• Aim of the task
Starting at the line that contains "Read this page and output its text content.", print every remaining line of the entries, unchanged, and output nothing more.

• Dataset records
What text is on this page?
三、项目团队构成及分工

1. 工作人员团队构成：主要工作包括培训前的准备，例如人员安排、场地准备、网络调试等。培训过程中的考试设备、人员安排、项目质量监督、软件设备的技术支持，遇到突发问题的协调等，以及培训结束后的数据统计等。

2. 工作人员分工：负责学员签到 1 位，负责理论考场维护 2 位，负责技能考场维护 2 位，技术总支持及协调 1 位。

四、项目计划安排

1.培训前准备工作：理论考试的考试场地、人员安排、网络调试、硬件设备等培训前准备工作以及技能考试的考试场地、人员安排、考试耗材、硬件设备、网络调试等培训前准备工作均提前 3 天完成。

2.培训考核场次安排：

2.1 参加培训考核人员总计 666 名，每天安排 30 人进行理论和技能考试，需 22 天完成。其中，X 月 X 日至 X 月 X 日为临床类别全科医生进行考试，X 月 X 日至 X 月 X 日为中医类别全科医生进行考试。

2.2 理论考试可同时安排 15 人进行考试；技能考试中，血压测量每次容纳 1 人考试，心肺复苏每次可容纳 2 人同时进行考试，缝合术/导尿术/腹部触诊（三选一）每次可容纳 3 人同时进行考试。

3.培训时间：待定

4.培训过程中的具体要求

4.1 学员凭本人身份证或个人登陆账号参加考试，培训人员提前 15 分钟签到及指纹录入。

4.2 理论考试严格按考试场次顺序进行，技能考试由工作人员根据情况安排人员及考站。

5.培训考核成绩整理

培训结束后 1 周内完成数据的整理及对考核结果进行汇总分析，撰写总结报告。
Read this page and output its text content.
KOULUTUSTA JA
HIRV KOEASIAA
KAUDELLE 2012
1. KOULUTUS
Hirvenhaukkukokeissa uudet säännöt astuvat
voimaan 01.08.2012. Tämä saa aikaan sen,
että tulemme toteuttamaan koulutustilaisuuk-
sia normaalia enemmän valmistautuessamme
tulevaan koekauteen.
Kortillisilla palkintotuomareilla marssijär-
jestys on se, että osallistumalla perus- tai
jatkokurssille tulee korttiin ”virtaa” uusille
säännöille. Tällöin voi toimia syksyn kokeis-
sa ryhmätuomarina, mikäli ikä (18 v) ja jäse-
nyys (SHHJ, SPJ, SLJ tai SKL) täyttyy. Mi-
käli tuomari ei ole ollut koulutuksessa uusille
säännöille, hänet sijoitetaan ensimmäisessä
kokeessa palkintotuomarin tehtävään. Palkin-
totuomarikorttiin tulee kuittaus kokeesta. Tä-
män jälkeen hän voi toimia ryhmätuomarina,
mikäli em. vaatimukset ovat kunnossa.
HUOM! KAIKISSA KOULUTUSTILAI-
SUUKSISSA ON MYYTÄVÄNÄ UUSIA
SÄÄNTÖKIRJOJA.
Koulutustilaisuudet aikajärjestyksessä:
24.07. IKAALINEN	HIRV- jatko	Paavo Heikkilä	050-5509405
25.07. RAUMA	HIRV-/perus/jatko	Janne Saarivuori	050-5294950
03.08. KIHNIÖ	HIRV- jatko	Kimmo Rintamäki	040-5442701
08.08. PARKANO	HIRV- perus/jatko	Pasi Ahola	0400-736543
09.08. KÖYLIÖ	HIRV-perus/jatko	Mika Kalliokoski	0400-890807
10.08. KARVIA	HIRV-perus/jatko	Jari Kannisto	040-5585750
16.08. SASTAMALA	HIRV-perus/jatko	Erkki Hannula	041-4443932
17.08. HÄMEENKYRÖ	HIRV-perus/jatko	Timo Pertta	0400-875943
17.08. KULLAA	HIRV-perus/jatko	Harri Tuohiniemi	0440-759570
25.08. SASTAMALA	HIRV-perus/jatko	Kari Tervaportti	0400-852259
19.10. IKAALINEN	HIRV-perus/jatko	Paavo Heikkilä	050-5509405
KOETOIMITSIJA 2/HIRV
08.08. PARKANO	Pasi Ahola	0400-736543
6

• Written solution
Read this page and output its text content.
KOULUTUSTA JA
HIRV KOEASIAA
KAUDELLE 2012
1. KOULUTUS
Hirvenhaukkukokeissa uudet säännöt astuvat
voimaan 01.08.2012. Tämä saa aikaan sen,
että tulemme toteuttamaan koulutustilaisuuk-
sia normaalia enemmän valmistautuessamme
tulevaan koekauteen.
Kortillisilla palkintotuomareilla marssijär-
jestys on se, että osallistumalla perus- tai
jatkokurssille tulee korttiin ”virtaa” uusille
säännöille. Tällöin voi toimia syksyn kokeis-
sa ryhmätuomarina, mikäli ikä (18 v) ja jäse-
nyys (SHHJ, SPJ, SLJ tai SKL) täyttyy. Mi-
käli tuomari ei ole ollut koulutuksessa uusille
säännöille, hänet sijoitetaan ensimmäisessä
kokeessa palkintotuomarin tehtävään. Palkin-
totuomarikorttiin tulee kuittaus kokeesta. Tä-
män jälkeen hän voi toimia ryhmätuomarina,
mikäli em. vaatimukset ovat kunnossa.
HUOM! KAIKISSA KOULUTUSTILAI-
SUUKSISSA ON MYYTÄVÄNÄ UUSIA
SÄÄNTÖKIRJOJA.
Koulutustilaisuudet aikajärjestyksessä:
24.07. IKAALINEN	HIRV- jatko	Paavo Heikkilä	050-5509405
25.07. RAUMA	HIRV-/perus/jatko	Janne Saarivuori	050-5294950
03.08. KIHNIÖ	HIRV- jatko	Kimmo Rintamäki	040-5442701
08.08. PARKANO	HIRV- perus/jatko	Pasi Ahola	0400-736543
09.08. KÖYLIÖ	HIRV-perus/jatko	Mika Kalliokoski	0400-890807
10.08. KARVIA	HIRV-perus/jatko	Jari Kannisto	040-5585750
16.08. SASTAMALA	HIRV-perus/jatko	Erkki Hannula	041-4443932
17.08. HÄMEENKYRÖ	HIRV-perus/jatko	Timo Pertta	0400-875943
17.08. KULLAA	HIRV-perus/jatko	Harri Tuohiniemi	0440-759570
25.08. SASTAMALA	HIRV-perus/jatko	Kari Tervaportti	0400-852259
19.10. IKAALINEN	HIRV-perus/jatko	Paavo Heikkilä	050-5509405
KOETOIMITSIJA 2/HIRV
08.08. PARKANO	Pasi Ahola	0400-736543
6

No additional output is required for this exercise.